TO DO
Can you reproduce every listing below line for line, with no changes at all?

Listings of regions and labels
=====
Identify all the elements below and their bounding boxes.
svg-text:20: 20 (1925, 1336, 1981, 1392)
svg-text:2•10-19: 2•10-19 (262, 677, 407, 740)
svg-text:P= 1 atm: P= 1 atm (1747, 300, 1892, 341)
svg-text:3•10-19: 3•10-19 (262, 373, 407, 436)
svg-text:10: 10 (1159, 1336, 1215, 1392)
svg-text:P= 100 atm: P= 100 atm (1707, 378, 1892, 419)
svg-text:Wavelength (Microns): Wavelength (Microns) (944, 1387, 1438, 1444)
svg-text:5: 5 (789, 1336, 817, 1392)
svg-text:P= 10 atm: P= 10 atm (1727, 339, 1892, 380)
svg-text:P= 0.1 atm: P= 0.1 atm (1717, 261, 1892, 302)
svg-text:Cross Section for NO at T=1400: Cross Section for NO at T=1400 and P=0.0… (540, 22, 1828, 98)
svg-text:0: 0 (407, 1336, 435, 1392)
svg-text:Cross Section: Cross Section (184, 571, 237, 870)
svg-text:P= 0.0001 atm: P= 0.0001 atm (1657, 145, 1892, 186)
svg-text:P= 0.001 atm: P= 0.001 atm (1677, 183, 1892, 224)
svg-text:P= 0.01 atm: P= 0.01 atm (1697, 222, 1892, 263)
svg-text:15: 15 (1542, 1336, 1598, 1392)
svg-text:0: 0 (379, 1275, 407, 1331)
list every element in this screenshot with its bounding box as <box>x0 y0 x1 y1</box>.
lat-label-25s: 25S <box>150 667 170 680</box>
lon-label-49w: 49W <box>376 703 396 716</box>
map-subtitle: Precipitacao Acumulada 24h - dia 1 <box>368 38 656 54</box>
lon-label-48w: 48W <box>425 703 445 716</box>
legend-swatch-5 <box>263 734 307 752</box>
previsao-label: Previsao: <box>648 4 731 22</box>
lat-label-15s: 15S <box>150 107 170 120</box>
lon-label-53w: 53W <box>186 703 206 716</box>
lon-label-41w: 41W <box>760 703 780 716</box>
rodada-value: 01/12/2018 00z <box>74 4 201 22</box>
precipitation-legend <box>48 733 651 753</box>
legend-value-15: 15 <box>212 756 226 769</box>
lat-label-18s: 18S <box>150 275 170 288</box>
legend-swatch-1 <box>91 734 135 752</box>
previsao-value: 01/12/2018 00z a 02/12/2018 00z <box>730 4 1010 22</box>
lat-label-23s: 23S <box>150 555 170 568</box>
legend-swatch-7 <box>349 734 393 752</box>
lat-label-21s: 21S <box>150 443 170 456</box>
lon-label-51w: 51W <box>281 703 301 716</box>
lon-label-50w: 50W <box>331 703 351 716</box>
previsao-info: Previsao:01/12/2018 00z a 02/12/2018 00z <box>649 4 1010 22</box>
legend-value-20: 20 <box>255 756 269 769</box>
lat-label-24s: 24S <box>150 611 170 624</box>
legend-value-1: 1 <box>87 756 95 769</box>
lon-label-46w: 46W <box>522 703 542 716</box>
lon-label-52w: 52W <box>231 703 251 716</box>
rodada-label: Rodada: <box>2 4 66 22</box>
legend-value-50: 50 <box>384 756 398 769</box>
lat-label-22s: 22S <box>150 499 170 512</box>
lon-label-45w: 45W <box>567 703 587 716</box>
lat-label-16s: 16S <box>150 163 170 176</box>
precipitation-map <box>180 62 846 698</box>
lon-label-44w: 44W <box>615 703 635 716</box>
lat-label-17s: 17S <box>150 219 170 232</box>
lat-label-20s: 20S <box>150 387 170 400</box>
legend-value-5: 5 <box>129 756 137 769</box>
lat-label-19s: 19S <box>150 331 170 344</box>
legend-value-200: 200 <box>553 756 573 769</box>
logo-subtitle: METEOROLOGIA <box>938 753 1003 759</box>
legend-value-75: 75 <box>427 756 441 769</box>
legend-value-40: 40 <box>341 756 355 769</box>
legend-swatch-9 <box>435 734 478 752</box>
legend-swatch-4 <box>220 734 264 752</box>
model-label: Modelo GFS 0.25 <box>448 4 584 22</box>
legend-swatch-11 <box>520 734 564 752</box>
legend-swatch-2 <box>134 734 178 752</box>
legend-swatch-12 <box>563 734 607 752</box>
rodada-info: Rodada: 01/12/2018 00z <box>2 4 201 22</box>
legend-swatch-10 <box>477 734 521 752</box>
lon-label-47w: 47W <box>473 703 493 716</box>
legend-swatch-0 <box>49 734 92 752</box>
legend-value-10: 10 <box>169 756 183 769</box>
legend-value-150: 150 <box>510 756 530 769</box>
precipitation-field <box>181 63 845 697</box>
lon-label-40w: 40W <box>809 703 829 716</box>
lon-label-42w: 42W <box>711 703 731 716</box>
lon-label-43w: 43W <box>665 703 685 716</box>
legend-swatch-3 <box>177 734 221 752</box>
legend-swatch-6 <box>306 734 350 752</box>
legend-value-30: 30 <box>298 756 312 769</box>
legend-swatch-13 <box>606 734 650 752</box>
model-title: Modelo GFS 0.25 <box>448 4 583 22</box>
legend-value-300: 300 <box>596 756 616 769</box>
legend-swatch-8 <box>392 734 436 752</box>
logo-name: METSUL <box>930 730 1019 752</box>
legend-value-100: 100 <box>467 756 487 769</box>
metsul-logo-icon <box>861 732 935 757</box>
=====
WRITTEN ANSWER
Identify all the elements below and their bounding boxes.
svg-text:20: 20 (1925, 1336, 1981, 1392)
svg-text:2•10-19: 2•10-19 (262, 677, 407, 740)
svg-text:P= 1 atm: P= 1 atm (1747, 300, 1892, 341)
svg-text:3•10-19: 3•10-19 (262, 373, 407, 436)
svg-text:10: 10 (1159, 1336, 1215, 1392)
svg-text:P= 100 atm: P= 100 atm (1707, 378, 1892, 419)
svg-text:Wavelength (Microns): Wavelength (Microns) (944, 1387, 1438, 1444)
svg-text:5: 5 (789, 1336, 817, 1392)
svg-text:P= 10 atm: P= 10 atm (1727, 339, 1892, 380)
svg-text:P= 0.1 atm: P= 0.1 atm (1717, 261, 1892, 302)
svg-text:Cross Section for NO at T=1400: Cross Section for NO at T=1400 and P=0.0… (540, 22, 1828, 98)
svg-text:0: 0 (407, 1336, 435, 1392)
svg-text:Cross Section: Cross Section (184, 571, 237, 870)
svg-text:P= 0.0001 atm: P= 0.0001 atm (1657, 145, 1892, 186)
svg-text:P= 0.001 atm: P= 0.001 atm (1677, 183, 1892, 224)
svg-text:P= 0.01 atm: P= 0.01 atm (1697, 222, 1892, 263)
svg-text:15: 15 (1542, 1336, 1598, 1392)
svg-text:0: 0 (379, 1275, 407, 1331)
list every element in this screenshot with its bounding box as <box>x0 y0 x1 y1</box>.
lat-label-25s: 25S <box>150 667 170 680</box>
lon-label-49w: 49W <box>376 703 396 716</box>
map-subtitle: Precipitacao Acumulada 24h - dia 1 <box>368 38 656 54</box>
lon-label-48w: 48W <box>425 703 445 716</box>
legend-swatch-5 <box>263 734 307 752</box>
previsao-label: Previsao: <box>648 4 731 22</box>
lat-label-15s: 15S <box>150 107 170 120</box>
lon-label-53w: 53W <box>186 703 206 716</box>
lon-label-41w: 41W <box>760 703 780 716</box>
rodada-value: 01/12/2018 00z <box>74 4 201 22</box>
precipitation-legend <box>48 733 651 753</box>
legend-value-15: 15 <box>212 756 226 769</box>
lat-label-18s: 18S <box>150 275 170 288</box>
legend-swatch-1 <box>91 734 135 752</box>
previsao-value: 01/12/2018 00z a 02/12/2018 00z <box>730 4 1010 22</box>
lat-label-23s: 23S <box>150 555 170 568</box>
legend-swatch-7 <box>349 734 393 752</box>
lat-label-21s: 21S <box>150 443 170 456</box>
lon-label-51w: 51W <box>281 703 301 716</box>
lon-label-50w: 50W <box>331 703 351 716</box>
previsao-info: Previsao:01/12/2018 00z a 02/12/2018 00z <box>649 4 1010 22</box>
legend-value-20: 20 <box>255 756 269 769</box>
lat-label-24s: 24S <box>150 611 170 624</box>
legend-value-1: 1 <box>87 756 95 769</box>
lon-label-46w: 46W <box>522 703 542 716</box>
lon-label-52w: 52W <box>231 703 251 716</box>
rodada-label: Rodada: <box>2 4 66 22</box>
legend-value-50: 50 <box>384 756 398 769</box>
lat-label-22s: 22S <box>150 499 170 512</box>
lon-label-45w: 45W <box>567 703 587 716</box>
lat-label-16s: 16S <box>150 163 170 176</box>
precipitation-map <box>180 62 846 698</box>
lon-label-44w: 44W <box>615 703 635 716</box>
lat-label-17s: 17S <box>150 219 170 232</box>
lat-label-20s: 20S <box>150 387 170 400</box>
legend-value-5: 5 <box>129 756 137 769</box>
lat-label-19s: 19S <box>150 331 170 344</box>
legend-value-200: 200 <box>553 756 573 769</box>
logo-subtitle: METEOROLOGIA <box>938 753 1003 759</box>
legend-value-75: 75 <box>427 756 441 769</box>
legend-value-40: 40 <box>341 756 355 769</box>
legend-swatch-9 <box>435 734 478 752</box>
legend-swatch-4 <box>220 734 264 752</box>
model-label: Modelo GFS 0.25 <box>448 4 584 22</box>
legend-swatch-11 <box>520 734 564 752</box>
legend-swatch-2 <box>134 734 178 752</box>
legend-swatch-12 <box>563 734 607 752</box>
rodada-info: Rodada: 01/12/2018 00z <box>2 4 201 22</box>
legend-swatch-10 <box>477 734 521 752</box>
lon-label-47w: 47W <box>473 703 493 716</box>
legend-swatch-0 <box>49 734 92 752</box>
legend-value-10: 10 <box>169 756 183 769</box>
legend-value-150: 150 <box>510 756 530 769</box>
precipitation-field <box>181 63 845 697</box>
lon-label-40w: 40W <box>809 703 829 716</box>
lon-label-42w: 42W <box>711 703 731 716</box>
lon-label-43w: 43W <box>665 703 685 716</box>
legend-swatch-3 <box>177 734 221 752</box>
legend-swatch-6 <box>306 734 350 752</box>
legend-value-30: 30 <box>298 756 312 769</box>
legend-swatch-13 <box>606 734 650 752</box>
model-title: Modelo GFS 0.25 <box>448 4 583 22</box>
legend-value-300: 300 <box>596 756 616 769</box>
legend-swatch-8 <box>392 734 436 752</box>
logo-name: METSUL <box>930 730 1019 752</box>
legend-value-100: 100 <box>467 756 487 769</box>
metsul-logo-icon <box>861 732 935 757</box>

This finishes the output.